Only the number is wanted: how many lines contain the word "list"?

_THE INPUT_.
......

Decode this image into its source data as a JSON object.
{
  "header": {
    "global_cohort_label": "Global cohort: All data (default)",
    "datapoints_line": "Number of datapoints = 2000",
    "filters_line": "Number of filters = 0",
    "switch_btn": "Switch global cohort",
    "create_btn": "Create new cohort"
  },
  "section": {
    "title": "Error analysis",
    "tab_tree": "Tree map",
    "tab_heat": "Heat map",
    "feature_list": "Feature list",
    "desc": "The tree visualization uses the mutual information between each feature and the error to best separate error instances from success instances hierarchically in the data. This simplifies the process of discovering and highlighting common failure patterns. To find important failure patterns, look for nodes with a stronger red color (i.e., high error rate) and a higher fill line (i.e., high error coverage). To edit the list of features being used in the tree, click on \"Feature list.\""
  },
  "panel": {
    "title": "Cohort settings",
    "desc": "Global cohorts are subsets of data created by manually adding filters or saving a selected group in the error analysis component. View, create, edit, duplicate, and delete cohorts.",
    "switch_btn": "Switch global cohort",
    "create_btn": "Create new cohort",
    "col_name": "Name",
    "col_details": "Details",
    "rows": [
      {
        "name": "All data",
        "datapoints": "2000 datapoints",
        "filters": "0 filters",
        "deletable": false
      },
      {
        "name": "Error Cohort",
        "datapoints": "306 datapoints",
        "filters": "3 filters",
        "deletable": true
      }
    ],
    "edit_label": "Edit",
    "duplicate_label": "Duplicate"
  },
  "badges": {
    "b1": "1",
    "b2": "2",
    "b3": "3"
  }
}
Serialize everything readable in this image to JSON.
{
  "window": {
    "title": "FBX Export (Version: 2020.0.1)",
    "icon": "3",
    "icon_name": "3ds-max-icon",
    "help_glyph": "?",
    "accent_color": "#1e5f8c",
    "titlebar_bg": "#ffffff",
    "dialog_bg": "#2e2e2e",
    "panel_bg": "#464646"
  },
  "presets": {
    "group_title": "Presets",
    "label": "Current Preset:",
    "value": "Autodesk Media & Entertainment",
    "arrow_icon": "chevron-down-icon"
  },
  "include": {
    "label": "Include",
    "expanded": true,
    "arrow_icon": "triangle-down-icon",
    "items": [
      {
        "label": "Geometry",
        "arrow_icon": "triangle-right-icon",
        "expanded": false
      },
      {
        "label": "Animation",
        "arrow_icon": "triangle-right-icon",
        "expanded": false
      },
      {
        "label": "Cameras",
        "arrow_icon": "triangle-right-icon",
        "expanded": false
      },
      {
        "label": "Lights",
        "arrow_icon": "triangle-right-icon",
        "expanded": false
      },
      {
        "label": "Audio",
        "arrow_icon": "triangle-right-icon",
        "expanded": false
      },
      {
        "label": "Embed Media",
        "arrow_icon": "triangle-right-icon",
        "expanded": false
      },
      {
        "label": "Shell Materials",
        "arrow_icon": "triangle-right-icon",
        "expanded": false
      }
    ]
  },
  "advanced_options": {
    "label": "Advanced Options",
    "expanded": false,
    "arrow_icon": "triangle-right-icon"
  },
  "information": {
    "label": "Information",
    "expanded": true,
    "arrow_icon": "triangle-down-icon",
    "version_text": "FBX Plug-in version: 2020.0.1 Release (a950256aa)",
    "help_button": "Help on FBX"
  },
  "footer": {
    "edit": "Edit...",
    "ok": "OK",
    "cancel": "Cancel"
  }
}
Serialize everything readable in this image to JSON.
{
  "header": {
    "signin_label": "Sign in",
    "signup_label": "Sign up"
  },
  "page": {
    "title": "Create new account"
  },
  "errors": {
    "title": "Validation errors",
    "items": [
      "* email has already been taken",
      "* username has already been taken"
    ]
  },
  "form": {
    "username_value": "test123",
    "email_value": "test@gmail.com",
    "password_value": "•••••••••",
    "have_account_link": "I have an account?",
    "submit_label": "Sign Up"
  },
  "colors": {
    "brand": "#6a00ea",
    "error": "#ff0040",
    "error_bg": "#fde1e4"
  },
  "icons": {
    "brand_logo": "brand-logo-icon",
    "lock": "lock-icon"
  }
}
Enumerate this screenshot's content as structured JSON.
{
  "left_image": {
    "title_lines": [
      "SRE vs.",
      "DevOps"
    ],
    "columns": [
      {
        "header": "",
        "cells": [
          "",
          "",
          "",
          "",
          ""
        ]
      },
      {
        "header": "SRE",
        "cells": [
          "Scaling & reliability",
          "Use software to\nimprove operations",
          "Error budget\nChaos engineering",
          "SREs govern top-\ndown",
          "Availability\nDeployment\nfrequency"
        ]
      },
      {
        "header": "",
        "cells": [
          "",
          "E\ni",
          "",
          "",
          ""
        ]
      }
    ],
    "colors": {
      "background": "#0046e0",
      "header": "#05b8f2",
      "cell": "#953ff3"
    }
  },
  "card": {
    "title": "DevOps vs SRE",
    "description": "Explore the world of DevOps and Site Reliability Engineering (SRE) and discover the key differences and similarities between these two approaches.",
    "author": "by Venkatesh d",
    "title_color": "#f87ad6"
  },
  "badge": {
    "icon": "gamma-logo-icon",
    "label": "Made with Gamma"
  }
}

......

_FULL ANSWER_. 2